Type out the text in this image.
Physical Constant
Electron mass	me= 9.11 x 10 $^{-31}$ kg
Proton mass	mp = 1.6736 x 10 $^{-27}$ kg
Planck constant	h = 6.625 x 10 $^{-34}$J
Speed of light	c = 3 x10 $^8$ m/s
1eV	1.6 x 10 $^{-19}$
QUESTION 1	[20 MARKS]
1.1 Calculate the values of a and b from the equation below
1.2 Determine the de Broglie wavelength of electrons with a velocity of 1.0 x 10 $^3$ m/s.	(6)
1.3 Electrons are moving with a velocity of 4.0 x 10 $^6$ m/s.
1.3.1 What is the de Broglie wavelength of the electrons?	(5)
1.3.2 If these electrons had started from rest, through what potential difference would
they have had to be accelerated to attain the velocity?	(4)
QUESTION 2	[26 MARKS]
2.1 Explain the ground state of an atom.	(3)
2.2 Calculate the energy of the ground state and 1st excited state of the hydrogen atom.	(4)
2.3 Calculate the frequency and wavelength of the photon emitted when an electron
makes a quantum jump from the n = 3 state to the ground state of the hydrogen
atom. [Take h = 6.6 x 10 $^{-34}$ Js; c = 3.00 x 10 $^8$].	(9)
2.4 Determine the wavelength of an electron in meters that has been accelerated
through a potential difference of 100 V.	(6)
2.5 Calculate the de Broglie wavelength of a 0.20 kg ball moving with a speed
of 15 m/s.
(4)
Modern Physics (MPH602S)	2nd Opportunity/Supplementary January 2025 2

+++++

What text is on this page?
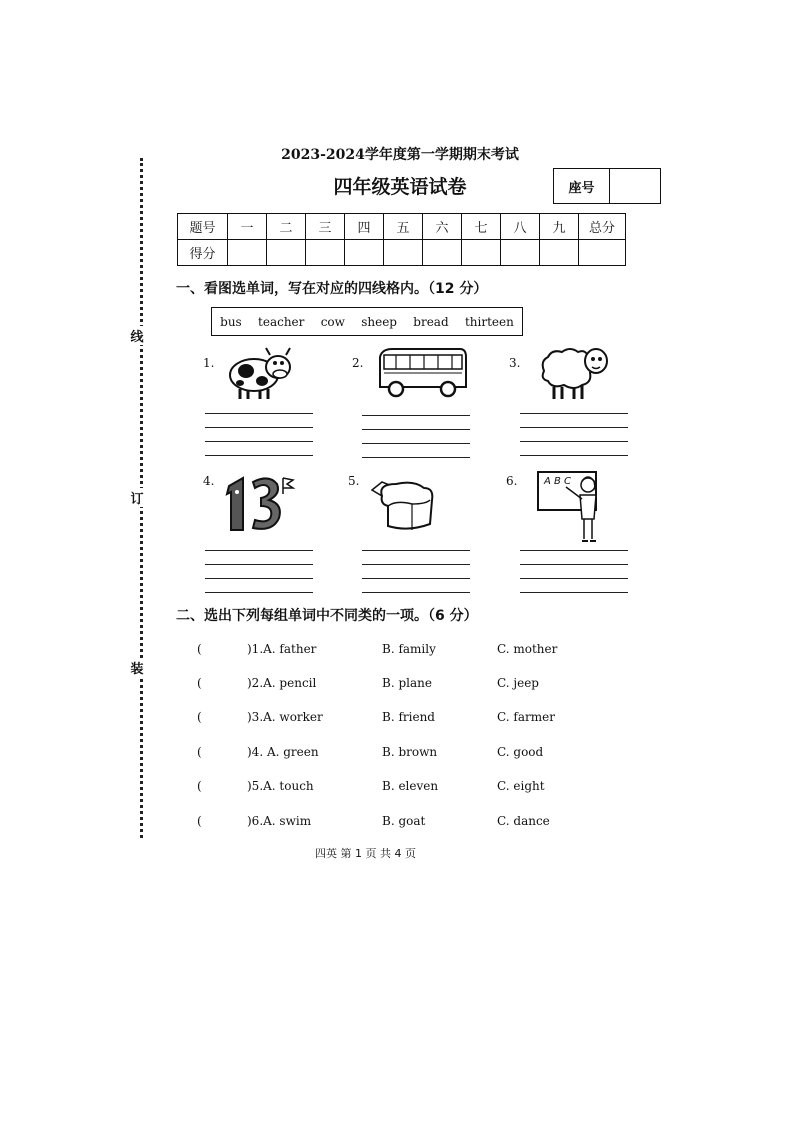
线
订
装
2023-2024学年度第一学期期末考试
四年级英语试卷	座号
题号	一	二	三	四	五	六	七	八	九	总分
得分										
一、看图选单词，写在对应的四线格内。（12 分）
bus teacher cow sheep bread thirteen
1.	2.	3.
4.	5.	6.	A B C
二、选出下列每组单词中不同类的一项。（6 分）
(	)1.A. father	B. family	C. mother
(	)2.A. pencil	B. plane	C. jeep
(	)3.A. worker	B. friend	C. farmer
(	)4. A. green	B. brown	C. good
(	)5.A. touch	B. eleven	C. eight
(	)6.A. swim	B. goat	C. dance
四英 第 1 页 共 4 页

+++++

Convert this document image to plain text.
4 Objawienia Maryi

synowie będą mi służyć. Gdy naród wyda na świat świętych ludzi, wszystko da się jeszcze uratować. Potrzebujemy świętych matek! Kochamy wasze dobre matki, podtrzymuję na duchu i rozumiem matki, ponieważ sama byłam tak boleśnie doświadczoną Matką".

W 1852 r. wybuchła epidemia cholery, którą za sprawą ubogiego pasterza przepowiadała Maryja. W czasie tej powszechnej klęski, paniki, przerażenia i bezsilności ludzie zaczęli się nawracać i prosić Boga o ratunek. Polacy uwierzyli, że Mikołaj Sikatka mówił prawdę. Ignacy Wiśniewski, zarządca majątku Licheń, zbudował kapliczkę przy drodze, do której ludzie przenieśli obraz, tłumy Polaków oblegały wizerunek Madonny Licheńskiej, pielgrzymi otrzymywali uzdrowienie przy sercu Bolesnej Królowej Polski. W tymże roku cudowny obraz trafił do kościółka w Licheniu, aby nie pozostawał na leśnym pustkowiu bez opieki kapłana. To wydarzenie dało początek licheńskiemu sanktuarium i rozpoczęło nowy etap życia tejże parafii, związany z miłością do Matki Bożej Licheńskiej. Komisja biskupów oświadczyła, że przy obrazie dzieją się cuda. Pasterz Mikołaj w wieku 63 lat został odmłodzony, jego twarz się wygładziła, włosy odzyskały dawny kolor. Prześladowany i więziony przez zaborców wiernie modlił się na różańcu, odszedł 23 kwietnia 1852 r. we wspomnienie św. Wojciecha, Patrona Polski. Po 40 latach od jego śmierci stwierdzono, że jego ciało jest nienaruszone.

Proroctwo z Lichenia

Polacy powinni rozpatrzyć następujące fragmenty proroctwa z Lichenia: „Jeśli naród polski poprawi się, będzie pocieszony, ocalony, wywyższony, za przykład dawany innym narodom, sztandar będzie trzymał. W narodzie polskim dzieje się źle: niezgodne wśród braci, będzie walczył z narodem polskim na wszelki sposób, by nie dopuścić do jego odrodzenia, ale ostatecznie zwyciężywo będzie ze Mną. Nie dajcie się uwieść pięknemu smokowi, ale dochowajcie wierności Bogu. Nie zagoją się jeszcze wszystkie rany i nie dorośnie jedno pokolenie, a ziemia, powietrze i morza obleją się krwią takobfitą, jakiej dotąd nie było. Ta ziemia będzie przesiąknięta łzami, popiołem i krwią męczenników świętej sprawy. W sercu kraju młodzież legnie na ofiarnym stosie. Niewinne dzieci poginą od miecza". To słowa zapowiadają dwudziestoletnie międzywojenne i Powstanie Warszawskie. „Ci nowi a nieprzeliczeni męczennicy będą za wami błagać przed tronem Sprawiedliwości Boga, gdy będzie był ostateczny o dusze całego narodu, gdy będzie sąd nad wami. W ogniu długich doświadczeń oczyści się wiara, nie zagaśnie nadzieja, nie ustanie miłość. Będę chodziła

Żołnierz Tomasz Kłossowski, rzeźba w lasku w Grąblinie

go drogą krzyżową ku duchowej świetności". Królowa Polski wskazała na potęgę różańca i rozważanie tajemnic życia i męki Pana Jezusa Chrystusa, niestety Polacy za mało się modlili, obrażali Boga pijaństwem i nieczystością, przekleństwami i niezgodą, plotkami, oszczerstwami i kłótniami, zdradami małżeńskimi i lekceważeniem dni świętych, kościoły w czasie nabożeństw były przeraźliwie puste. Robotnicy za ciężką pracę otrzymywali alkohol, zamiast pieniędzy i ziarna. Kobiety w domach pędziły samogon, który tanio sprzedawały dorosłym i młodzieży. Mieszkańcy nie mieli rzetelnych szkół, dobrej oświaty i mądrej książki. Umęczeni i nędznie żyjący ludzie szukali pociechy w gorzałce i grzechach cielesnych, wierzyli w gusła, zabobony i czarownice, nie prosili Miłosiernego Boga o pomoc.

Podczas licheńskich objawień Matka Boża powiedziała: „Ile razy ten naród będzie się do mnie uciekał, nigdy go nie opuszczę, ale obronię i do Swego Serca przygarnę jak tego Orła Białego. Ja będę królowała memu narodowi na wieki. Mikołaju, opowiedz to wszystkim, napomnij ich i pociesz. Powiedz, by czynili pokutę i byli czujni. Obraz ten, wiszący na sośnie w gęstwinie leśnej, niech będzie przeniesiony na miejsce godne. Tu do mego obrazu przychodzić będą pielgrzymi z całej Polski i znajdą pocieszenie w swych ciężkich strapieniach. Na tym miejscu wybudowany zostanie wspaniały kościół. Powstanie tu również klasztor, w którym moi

+++++

▶ Problem
From the data above, gather every line that includes the word "Calculate".

▶ Worked solution
1.1 Calculate the values of a and b from the equation below
2.2 Calculate the energy of the ground state and 1st excited state of the hydrogen atom.	(4)
2.3 Calculate the frequency and wavelength of the photon emitted when an electron
2.5 Calculate the de Broglie wavelength of a 0.20 kg ball moving with a speed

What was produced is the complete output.